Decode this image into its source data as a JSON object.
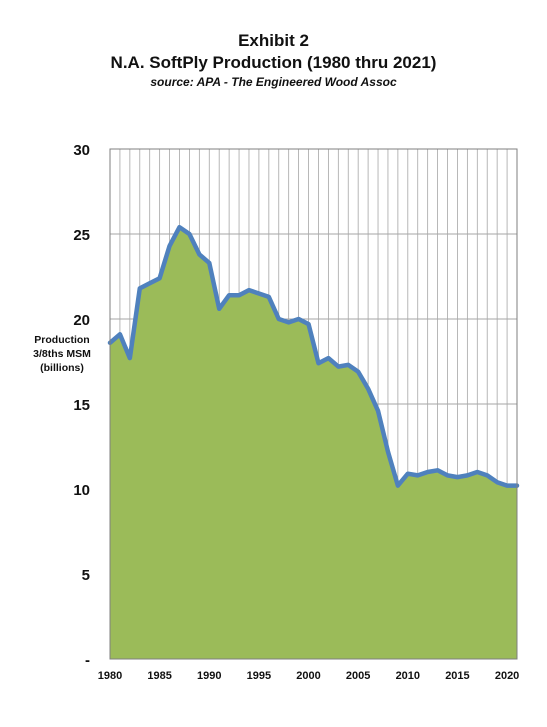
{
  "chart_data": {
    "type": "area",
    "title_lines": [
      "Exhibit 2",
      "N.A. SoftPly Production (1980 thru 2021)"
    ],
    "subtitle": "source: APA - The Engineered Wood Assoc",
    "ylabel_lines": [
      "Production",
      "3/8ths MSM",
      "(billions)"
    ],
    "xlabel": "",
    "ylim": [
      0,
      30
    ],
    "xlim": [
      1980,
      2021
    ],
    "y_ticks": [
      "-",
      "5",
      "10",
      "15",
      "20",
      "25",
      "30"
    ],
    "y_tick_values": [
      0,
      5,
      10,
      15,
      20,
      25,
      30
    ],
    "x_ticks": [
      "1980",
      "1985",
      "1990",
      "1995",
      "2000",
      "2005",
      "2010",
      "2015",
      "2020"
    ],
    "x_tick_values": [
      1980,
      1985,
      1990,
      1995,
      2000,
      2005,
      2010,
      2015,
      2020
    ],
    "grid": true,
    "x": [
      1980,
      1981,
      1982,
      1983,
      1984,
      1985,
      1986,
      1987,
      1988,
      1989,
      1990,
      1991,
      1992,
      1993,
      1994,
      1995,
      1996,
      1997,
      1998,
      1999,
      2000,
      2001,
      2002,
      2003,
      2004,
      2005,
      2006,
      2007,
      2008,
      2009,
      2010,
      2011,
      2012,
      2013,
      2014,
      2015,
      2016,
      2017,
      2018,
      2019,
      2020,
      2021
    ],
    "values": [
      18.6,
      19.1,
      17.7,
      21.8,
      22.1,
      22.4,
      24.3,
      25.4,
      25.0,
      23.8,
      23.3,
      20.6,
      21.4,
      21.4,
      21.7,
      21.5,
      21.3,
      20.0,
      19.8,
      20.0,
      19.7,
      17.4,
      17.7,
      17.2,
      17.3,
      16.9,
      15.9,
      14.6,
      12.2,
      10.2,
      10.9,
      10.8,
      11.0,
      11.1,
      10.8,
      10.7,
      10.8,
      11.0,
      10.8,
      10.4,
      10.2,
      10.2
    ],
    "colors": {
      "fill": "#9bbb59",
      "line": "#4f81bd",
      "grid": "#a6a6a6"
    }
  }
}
● ● ● ● ● ● ●
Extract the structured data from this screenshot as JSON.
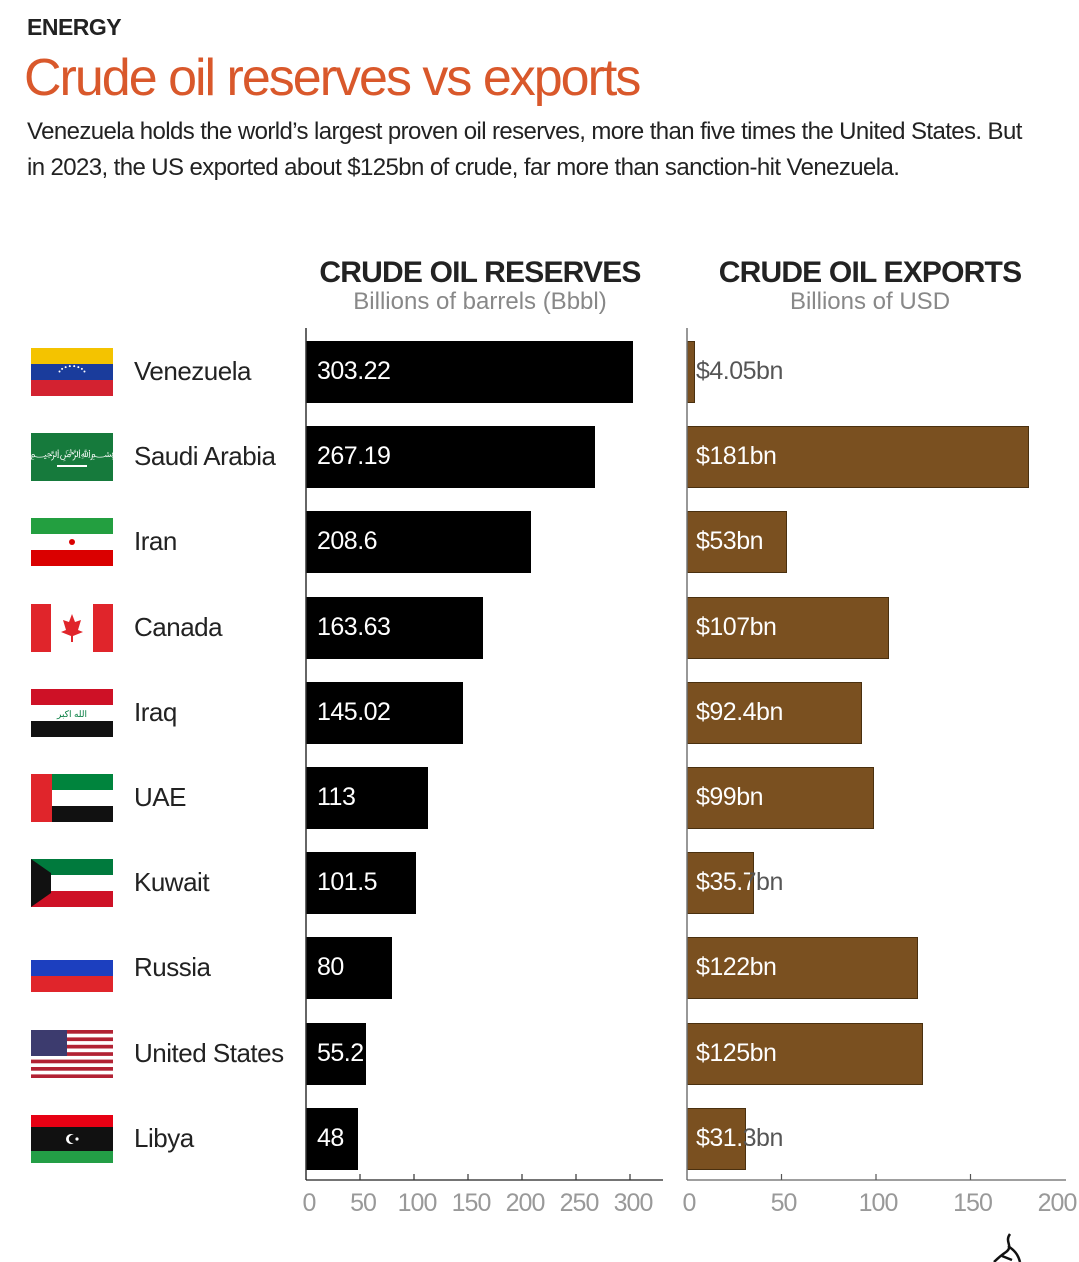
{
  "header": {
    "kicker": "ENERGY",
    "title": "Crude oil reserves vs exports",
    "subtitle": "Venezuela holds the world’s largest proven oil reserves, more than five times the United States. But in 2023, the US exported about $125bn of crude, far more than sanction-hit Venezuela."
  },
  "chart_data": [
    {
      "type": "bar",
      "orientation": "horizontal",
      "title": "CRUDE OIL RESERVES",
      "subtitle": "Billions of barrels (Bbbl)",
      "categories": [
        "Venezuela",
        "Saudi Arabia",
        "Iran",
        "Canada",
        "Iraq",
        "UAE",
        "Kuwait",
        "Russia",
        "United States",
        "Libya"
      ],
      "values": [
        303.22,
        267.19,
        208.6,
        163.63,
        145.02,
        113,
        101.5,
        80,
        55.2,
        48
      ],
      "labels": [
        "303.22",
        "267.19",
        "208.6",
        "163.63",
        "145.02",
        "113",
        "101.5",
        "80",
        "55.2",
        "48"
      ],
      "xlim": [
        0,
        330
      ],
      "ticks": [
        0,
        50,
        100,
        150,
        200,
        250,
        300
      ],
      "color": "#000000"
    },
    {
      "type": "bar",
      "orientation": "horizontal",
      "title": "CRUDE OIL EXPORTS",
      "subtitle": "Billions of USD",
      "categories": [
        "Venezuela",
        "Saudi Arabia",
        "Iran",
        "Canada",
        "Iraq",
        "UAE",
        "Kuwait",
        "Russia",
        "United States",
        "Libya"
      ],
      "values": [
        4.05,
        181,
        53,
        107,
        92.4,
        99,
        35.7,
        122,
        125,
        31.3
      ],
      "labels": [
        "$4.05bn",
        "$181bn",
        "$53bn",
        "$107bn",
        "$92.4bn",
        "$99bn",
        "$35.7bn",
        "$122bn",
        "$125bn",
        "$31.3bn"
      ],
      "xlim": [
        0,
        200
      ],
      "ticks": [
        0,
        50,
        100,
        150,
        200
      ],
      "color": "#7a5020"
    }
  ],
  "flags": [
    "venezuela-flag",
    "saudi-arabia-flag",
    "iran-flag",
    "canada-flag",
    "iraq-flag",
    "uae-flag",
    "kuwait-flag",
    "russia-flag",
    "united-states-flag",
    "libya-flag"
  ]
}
● ● ● ● ● ● ●
> **The task**: Find the word "JSON" and list each line it appears in.

> **Full output**:
Decode this image into its source data as a JSON object.
Extract the structured data from this screenshot as JSON.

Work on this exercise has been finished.